Task goal → Copy, from the entries below, each line in which the string "Rating" appears.

- - - -

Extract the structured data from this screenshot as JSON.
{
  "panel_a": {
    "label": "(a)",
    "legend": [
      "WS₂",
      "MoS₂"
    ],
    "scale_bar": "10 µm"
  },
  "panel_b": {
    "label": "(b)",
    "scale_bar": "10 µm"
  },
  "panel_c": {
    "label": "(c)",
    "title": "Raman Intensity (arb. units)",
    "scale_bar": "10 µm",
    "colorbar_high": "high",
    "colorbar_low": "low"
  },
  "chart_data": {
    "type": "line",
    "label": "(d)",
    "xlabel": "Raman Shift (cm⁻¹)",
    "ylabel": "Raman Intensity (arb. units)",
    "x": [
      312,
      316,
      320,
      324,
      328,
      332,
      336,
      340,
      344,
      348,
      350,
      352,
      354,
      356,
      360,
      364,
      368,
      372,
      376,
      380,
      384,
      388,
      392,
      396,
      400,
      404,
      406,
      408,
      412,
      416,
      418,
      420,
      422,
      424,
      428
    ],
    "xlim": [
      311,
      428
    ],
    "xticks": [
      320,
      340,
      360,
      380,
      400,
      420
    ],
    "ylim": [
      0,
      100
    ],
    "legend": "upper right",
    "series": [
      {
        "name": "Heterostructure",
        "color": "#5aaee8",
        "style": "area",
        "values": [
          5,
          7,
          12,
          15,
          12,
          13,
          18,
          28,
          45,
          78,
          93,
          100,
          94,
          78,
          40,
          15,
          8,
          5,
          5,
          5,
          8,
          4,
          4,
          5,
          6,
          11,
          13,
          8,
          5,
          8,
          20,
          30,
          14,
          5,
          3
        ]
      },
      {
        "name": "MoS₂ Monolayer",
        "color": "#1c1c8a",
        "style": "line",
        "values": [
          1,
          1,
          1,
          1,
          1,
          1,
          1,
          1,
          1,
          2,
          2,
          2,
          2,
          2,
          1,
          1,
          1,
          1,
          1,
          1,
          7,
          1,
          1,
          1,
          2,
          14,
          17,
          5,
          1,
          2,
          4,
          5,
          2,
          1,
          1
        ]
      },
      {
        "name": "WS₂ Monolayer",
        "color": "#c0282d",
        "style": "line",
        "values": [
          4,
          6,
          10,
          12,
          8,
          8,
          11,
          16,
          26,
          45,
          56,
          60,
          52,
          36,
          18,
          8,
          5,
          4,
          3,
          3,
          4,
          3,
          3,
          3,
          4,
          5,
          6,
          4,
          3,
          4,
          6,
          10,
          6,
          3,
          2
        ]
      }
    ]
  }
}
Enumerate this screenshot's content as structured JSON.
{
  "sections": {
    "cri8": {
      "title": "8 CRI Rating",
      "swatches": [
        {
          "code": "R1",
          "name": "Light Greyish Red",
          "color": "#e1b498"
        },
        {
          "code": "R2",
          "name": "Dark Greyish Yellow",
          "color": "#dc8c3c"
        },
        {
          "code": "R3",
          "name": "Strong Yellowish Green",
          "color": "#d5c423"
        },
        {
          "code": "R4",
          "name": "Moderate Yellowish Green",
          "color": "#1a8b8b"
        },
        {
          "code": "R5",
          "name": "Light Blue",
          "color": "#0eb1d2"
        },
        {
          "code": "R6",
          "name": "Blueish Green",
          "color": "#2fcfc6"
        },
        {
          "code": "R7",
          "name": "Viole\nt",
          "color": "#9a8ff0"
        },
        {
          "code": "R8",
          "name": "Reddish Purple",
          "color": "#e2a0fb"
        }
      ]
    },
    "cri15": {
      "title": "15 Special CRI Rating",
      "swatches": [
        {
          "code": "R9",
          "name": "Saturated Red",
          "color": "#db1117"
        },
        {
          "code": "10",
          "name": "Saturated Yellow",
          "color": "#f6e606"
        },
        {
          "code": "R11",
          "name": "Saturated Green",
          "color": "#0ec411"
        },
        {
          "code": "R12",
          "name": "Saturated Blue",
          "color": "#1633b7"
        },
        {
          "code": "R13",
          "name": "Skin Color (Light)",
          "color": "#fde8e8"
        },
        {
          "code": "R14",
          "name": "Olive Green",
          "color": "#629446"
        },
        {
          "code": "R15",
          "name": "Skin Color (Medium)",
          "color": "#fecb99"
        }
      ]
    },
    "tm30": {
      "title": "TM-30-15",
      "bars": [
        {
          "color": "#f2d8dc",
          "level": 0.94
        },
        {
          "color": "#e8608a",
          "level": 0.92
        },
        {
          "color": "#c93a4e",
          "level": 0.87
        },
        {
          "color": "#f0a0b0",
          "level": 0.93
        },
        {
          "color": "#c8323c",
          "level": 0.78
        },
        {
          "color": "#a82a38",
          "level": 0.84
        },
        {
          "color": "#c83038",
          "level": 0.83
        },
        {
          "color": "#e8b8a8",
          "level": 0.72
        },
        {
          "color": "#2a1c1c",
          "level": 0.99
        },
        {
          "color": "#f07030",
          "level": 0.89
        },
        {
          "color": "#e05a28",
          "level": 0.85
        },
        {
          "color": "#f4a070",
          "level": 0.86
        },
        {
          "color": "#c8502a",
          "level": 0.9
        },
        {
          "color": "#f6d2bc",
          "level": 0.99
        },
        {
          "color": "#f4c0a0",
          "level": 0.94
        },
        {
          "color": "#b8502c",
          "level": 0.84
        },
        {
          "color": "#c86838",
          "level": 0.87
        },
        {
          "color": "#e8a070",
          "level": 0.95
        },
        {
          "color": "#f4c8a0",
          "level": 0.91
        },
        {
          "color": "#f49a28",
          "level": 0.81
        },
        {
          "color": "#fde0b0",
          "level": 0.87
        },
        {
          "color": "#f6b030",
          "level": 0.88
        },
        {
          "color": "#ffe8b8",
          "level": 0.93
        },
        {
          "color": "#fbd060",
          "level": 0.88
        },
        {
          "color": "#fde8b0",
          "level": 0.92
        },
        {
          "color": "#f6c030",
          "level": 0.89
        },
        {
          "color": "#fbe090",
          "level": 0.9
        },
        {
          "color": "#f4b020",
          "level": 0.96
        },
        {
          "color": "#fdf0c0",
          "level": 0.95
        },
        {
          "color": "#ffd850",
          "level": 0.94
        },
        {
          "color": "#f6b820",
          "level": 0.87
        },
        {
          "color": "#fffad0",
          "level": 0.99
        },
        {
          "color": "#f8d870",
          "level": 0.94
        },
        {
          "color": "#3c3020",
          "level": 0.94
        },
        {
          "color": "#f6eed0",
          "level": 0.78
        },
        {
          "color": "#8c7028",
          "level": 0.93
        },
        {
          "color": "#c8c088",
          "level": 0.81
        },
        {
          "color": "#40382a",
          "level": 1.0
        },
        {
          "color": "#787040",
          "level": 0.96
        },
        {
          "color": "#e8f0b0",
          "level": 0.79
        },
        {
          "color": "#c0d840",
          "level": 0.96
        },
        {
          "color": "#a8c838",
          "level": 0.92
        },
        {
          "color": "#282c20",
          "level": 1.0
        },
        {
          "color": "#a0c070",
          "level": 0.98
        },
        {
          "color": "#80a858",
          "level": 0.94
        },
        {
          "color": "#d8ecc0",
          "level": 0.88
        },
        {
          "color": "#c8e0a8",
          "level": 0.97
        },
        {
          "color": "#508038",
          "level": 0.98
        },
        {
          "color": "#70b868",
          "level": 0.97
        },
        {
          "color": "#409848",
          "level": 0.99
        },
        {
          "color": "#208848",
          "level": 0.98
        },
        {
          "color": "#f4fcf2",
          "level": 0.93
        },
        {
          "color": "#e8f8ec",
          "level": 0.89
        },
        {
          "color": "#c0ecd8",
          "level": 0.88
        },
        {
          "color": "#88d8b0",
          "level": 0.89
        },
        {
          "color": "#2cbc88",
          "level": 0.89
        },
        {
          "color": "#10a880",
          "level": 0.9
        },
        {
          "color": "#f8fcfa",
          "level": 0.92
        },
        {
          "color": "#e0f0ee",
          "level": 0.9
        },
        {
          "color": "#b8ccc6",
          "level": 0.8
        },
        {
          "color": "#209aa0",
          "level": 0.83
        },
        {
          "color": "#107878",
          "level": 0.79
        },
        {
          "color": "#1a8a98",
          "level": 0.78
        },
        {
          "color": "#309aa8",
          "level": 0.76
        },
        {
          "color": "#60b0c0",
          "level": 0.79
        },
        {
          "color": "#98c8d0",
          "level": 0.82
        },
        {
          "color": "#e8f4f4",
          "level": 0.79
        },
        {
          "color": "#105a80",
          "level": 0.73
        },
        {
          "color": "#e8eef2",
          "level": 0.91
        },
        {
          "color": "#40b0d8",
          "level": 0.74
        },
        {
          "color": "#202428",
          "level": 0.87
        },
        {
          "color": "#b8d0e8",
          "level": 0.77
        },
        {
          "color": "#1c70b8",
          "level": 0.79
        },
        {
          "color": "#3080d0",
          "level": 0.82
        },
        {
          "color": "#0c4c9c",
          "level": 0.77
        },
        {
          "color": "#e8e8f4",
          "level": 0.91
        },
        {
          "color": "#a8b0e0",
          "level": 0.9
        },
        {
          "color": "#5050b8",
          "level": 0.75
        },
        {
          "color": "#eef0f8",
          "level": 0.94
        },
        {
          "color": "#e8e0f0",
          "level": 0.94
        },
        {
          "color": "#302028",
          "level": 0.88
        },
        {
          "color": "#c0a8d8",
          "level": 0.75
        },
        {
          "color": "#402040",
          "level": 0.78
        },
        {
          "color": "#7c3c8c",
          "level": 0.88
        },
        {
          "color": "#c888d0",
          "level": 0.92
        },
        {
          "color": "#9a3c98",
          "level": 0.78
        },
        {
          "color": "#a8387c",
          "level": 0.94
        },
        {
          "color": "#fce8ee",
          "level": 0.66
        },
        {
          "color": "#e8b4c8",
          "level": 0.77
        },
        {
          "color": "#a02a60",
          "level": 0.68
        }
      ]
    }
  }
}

- - - -

Answer to this task →
      "title": "8 CRI Rating",
      "title": "15 Special CRI Rating",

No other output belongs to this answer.